---- PROVIDED ENTRIES

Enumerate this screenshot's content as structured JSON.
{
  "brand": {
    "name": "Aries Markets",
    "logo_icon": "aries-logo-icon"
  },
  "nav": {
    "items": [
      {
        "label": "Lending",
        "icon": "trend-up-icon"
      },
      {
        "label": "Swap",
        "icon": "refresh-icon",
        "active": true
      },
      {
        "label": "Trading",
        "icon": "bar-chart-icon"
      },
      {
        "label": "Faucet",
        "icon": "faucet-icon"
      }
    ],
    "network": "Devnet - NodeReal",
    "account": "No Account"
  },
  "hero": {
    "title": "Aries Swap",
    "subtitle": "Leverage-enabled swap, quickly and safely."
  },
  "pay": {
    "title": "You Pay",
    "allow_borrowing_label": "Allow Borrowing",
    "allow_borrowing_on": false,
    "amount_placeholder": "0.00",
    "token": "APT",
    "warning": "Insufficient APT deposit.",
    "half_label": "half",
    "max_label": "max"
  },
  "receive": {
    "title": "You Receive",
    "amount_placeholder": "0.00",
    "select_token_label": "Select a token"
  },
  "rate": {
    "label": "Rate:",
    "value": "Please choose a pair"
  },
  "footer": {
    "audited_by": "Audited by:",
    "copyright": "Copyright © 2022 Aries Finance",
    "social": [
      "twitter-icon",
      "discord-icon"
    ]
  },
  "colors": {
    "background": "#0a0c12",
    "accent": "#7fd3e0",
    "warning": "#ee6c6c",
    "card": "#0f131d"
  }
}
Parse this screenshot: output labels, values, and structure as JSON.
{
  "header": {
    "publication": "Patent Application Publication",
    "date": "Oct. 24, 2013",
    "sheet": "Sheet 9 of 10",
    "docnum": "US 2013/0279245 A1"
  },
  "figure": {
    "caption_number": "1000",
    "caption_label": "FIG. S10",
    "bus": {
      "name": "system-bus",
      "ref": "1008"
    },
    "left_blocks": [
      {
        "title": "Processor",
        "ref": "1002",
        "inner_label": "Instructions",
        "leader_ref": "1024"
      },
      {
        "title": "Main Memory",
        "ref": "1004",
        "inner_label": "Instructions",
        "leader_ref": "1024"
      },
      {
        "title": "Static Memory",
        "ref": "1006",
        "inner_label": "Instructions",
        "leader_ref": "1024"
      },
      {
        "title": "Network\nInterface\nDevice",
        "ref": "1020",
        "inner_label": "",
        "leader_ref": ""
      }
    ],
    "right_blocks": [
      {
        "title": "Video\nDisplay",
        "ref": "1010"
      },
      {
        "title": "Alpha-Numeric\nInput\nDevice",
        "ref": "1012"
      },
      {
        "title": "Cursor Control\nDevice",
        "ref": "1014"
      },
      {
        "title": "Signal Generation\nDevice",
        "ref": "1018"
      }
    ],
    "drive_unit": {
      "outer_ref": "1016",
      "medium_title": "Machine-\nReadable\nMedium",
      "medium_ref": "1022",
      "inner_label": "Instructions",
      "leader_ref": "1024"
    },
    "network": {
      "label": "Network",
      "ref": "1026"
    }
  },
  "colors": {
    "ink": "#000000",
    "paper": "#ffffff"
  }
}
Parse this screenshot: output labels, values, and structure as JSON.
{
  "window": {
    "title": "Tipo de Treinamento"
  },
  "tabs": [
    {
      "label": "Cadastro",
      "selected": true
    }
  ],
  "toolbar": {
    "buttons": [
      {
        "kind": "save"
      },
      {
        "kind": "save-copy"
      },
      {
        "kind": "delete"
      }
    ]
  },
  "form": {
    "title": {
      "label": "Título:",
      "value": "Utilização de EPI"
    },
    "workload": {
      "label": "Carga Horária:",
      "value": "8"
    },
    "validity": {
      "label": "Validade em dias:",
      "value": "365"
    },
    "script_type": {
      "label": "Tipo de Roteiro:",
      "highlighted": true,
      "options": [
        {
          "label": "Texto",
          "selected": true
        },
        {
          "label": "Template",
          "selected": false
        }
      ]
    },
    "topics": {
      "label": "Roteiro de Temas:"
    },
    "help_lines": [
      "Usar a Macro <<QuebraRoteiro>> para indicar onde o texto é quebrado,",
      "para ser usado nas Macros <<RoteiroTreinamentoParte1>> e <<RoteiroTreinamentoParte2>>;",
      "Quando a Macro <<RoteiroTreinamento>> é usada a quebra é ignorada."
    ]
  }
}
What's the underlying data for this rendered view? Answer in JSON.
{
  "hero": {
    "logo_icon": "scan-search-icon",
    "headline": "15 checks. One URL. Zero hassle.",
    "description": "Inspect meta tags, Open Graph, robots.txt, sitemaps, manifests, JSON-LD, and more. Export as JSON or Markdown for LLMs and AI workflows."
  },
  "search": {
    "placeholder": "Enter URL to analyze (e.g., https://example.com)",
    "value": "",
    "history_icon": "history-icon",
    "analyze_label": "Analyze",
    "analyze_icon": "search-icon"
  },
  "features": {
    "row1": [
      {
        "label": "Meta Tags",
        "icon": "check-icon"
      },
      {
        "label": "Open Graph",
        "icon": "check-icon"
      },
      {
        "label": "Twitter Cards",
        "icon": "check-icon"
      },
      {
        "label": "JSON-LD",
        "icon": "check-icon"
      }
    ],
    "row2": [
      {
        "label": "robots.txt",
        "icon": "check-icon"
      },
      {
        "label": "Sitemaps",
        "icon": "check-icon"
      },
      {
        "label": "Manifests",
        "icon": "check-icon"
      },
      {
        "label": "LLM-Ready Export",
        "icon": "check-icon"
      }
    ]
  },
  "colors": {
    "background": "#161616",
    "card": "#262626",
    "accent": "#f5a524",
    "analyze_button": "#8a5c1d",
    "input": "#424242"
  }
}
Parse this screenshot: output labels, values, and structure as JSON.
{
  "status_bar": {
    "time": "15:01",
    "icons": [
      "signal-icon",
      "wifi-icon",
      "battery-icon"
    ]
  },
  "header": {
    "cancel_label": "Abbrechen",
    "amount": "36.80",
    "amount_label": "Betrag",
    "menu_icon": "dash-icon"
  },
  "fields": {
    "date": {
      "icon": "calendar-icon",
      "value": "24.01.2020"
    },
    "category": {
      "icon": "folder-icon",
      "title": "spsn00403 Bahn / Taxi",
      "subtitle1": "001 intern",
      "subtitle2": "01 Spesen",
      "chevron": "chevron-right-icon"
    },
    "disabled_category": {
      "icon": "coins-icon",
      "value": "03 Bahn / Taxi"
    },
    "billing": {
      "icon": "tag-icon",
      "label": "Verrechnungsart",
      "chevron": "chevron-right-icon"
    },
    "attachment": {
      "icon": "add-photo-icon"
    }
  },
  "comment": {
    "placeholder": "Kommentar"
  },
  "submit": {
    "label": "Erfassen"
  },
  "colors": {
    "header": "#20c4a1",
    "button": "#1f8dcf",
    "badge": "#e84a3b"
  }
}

--------

GIVEN PROBLEM ▸
Copy each line of the data that contains the word "Graph".

FULL SOLUTION ▸
    "description": "Inspect meta tags, Open Graph, robots.txt, sitemaps, manifests, JSON-LD, and more. Export as JSON or Markdown for LLMs and AI workflows."
        "label": "Open Graph",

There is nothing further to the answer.